* begin RECORDS TO USE *

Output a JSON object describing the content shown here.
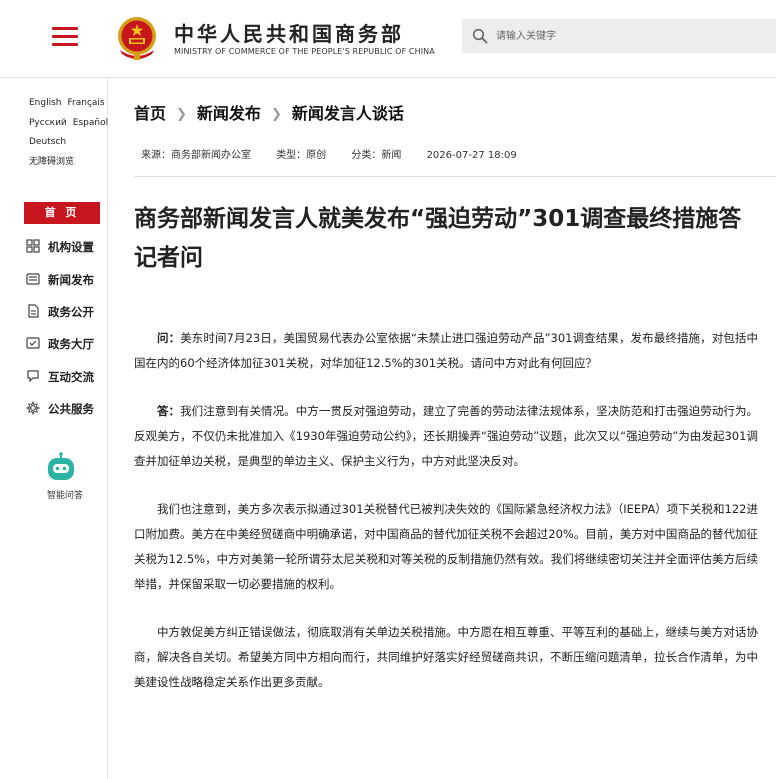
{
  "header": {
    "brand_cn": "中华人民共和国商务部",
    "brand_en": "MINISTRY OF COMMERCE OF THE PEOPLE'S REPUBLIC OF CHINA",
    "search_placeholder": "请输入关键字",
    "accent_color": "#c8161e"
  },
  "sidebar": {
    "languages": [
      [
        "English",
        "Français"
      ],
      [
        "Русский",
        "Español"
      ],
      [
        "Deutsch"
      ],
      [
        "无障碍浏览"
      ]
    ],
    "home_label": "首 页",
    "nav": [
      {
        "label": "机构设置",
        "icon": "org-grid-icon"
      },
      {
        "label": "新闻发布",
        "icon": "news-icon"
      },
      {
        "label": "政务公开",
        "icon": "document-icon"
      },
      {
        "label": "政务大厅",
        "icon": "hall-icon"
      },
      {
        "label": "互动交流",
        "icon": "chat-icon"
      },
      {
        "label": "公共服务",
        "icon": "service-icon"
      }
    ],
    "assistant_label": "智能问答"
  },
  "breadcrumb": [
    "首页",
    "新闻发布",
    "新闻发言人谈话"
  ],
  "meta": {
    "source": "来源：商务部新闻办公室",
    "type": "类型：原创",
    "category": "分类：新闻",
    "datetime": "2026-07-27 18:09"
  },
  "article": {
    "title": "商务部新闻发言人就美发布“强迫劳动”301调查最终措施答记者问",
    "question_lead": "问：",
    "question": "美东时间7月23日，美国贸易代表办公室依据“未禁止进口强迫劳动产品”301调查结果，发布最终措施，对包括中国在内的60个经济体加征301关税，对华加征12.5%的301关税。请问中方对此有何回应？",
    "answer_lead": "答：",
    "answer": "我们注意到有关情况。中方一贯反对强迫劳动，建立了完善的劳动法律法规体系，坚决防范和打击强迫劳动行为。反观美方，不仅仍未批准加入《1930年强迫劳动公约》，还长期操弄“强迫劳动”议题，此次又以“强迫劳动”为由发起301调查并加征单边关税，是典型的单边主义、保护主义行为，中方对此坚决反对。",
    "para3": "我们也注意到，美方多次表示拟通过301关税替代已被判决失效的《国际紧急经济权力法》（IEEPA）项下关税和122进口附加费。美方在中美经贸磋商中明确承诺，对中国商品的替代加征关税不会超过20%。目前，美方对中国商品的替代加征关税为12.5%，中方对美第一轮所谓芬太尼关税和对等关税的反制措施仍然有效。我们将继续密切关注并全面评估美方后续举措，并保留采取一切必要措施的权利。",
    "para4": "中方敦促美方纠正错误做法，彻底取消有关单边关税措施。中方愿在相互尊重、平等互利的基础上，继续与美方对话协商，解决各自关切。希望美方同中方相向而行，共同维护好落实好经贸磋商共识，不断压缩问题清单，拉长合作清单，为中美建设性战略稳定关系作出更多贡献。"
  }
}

* end RECORDS TO USE *

**EXERCISE DESCRIPTION:**
Take the records above and transcribe them exactly, dropping every picture.

**RESPONSE TO THIS EXERCISE:**
Output a JSON object describing the content shown here.
{
  "header": {
    "brand_cn": "中华人民共和国商务部",
    "brand_en": "MINISTRY OF COMMERCE OF THE PEOPLE'S REPUBLIC OF CHINA",
    "search_placeholder": "请输入关键字",
    "accent_color": "#c8161e"
  },
  "sidebar": {
    "languages": [
      [
        "English",
        "Français"
      ],
      [
        "Русский",
        "Español"
      ],
      [
        "Deutsch"
      ],
      [
        "无障碍浏览"
      ]
    ],
    "home_label": "首 页",
    "nav": [
      {
        "label": "机构设置",
        "icon": "org-grid-icon"
      },
      {
        "label": "新闻发布",
        "icon": "news-icon"
      },
      {
        "label": "政务公开",
        "icon": "document-icon"
      },
      {
        "label": "政务大厅",
        "icon": "hall-icon"
      },
      {
        "label": "互动交流",
        "icon": "chat-icon"
      },
      {
        "label": "公共服务",
        "icon": "service-icon"
      }
    ],
    "assistant_label": "智能问答"
  },
  "breadcrumb": [
    "首页",
    "新闻发布",
    "新闻发言人谈话"
  ],
  "meta": {
    "source": "来源：商务部新闻办公室",
    "type": "类型：原创",
    "category": "分类：新闻",
    "datetime": "2026-07-27 18:09"
  },
  "article": {
    "title": "商务部新闻发言人就美发布“强迫劳动”301调查最终措施答记者问",
    "question_lead": "问：",
    "question": "美东时间7月23日，美国贸易代表办公室依据“未禁止进口强迫劳动产品”301调查结果，发布最终措施，对包括中国在内的60个经济体加征301关税，对华加征12.5%的301关税。请问中方对此有何回应？",
    "answer_lead": "答：",
    "answer": "我们注意到有关情况。中方一贯反对强迫劳动，建立了完善的劳动法律法规体系，坚决防范和打击强迫劳动行为。反观美方，不仅仍未批准加入《1930年强迫劳动公约》，还长期操弄“强迫劳动”议题，此次又以“强迫劳动”为由发起301调查并加征单边关税，是典型的单边主义、保护主义行为，中方对此坚决反对。",
    "para3": "我们也注意到，美方多次表示拟通过301关税替代已被判决失效的《国际紧急经济权力法》（IEEPA）项下关税和122进口附加费。美方在中美经贸磋商中明确承诺，对中国商品的替代加征关税不会超过20%。目前，美方对中国商品的替代加征关税为12.5%，中方对美第一轮所谓芬太尼关税和对等关税的反制措施仍然有效。我们将继续密切关注并全面评估美方后续举措，并保留采取一切必要措施的权利。",
    "para4": "中方敦促美方纠正错误做法，彻底取消有关单边关税措施。中方愿在相互尊重、平等互利的基础上，继续与美方对话协商，解决各自关切。希望美方同中方相向而行，共同维护好落实好经贸磋商共识，不断压缩问题清单，拉长合作清单，为中美建设性战略稳定关系作出更多贡献。"
  }
}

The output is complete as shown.